= TASK DETAILS =
Determine how many lines of the data below contain "Range", then give only that number.

* Begin *

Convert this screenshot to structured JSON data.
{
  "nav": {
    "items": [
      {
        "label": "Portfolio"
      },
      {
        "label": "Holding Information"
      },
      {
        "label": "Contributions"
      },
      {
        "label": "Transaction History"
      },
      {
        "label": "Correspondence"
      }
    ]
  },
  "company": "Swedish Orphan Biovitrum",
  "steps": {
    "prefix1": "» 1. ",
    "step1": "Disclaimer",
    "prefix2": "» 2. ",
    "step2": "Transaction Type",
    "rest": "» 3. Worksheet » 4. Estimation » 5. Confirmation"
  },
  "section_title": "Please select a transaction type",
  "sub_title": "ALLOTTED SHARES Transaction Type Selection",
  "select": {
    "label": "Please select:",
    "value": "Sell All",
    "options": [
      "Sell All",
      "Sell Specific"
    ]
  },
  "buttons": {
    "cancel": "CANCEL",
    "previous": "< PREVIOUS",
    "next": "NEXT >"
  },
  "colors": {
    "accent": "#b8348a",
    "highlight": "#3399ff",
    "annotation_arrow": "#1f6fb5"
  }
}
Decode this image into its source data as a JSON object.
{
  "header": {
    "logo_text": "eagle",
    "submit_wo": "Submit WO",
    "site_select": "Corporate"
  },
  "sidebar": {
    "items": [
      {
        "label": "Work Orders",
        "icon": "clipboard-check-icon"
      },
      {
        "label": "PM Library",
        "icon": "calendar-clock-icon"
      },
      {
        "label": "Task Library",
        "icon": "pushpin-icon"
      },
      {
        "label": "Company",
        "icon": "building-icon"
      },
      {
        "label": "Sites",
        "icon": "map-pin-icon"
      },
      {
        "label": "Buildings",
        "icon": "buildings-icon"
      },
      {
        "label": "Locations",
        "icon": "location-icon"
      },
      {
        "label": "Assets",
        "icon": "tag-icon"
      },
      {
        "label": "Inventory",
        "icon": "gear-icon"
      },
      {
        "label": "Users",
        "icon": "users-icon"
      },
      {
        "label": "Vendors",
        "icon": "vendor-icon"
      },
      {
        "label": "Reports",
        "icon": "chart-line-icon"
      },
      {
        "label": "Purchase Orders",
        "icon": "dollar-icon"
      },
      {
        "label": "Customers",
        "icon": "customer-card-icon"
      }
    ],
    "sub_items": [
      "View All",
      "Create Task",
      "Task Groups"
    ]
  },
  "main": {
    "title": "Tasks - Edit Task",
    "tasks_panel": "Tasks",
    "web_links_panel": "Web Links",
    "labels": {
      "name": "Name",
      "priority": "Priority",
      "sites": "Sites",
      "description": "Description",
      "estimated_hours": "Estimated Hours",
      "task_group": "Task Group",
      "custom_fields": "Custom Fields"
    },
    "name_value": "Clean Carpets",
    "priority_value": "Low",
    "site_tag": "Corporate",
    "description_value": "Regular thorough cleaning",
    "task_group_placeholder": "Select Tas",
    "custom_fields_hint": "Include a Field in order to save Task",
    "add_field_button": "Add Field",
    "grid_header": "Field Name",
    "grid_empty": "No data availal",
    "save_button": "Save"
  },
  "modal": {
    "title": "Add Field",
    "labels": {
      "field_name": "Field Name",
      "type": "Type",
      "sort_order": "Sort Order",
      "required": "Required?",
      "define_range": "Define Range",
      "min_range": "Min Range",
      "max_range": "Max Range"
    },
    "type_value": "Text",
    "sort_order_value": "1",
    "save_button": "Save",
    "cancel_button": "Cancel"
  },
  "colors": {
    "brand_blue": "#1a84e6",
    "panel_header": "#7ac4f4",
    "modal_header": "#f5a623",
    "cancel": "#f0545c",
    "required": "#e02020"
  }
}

* End *

= TASK RESPONSE =
3